### REQUIREMENTS
All of the data needs to be repeated exactly.

═════ INPUT ═════

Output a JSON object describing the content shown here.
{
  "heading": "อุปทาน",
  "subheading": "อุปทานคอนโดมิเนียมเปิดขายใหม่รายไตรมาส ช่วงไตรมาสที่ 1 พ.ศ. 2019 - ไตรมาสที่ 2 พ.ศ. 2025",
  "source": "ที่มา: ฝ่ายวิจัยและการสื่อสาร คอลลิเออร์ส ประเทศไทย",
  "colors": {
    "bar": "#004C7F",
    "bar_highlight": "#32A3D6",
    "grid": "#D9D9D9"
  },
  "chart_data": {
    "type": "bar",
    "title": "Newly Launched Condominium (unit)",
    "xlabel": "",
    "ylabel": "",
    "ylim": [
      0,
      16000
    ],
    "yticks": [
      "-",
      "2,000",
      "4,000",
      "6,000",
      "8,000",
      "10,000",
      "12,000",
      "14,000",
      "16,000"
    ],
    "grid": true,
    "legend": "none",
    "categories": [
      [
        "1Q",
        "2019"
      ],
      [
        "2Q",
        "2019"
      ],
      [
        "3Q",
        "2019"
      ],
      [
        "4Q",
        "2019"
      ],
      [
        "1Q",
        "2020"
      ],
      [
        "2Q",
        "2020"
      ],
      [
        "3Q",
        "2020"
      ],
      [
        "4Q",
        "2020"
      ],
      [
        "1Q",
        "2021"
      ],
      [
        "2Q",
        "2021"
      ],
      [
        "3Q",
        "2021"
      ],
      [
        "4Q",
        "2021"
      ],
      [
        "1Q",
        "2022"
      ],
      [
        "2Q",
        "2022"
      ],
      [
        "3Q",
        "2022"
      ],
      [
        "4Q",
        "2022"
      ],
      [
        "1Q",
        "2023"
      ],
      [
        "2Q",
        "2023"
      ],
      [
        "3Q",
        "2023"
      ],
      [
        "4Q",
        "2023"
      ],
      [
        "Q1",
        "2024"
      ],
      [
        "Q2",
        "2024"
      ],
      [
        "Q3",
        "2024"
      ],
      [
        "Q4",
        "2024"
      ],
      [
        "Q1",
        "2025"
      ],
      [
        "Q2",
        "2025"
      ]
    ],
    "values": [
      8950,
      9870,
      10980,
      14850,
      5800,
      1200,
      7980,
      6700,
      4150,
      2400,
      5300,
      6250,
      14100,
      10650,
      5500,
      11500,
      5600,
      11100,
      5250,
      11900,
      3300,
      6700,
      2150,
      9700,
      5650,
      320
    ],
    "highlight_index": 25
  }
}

═════

### COMPLETE OUTPUT
Output a JSON object describing the content shown here.
{
  "heading": "อุปทาน",
  "subheading": "อุปทานคอนโดมิเนียมเปิดขายใหม่รายไตรมาส ช่วงไตรมาสที่ 1 พ.ศ. 2019 - ไตรมาสที่ 2 พ.ศ. 2025",
  "source": "ที่มา: ฝ่ายวิจัยและการสื่อสาร คอลลิเออร์ส ประเทศไทย",
  "colors": {
    "bar": "#004C7F",
    "bar_highlight": "#32A3D6",
    "grid": "#D9D9D9"
  },
  "chart_data": {
    "type": "bar",
    "title": "Newly Launched Condominium (unit)",
    "xlabel": "",
    "ylabel": "",
    "ylim": [
      0,
      16000
    ],
    "yticks": [
      "-",
      "2,000",
      "4,000",
      "6,000",
      "8,000",
      "10,000",
      "12,000",
      "14,000",
      "16,000"
    ],
    "grid": true,
    "legend": "none",
    "categories": [
      [
        "1Q",
        "2019"
      ],
      [
        "2Q",
        "2019"
      ],
      [
        "3Q",
        "2019"
      ],
      [
        "4Q",
        "2019"
      ],
      [
        "1Q",
        "2020"
      ],
      [
        "2Q",
        "2020"
      ],
      [
        "3Q",
        "2020"
      ],
      [
        "4Q",
        "2020"
      ],
      [
        "1Q",
        "2021"
      ],
      [
        "2Q",
        "2021"
      ],
      [
        "3Q",
        "2021"
      ],
      [
        "4Q",
        "2021"
      ],
      [
        "1Q",
        "2022"
      ],
      [
        "2Q",
        "2022"
      ],
      [
        "3Q",
        "2022"
      ],
      [
        "4Q",
        "2022"
      ],
      [
        "1Q",
        "2023"
      ],
      [
        "2Q",
        "2023"
      ],
      [
        "3Q",
        "2023"
      ],
      [
        "4Q",
        "2023"
      ],
      [
        "Q1",
        "2024"
      ],
      [
        "Q2",
        "2024"
      ],
      [
        "Q3",
        "2024"
      ],
      [
        "Q4",
        "2024"
      ],
      [
        "Q1",
        "2025"
      ],
      [
        "Q2",
        "2025"
      ]
    ],
    "values": [
      8950,
      9870,
      10980,
      14850,
      5800,
      1200,
      7980,
      6700,
      4150,
      2400,
      5300,
      6250,
      14100,
      10650,
      5500,
      11500,
      5600,
      11100,
      5250,
      11900,
      3300,
      6700,
      2150,
      9700,
      5650,
      320
    ],
    "highlight_index": 25
  }
}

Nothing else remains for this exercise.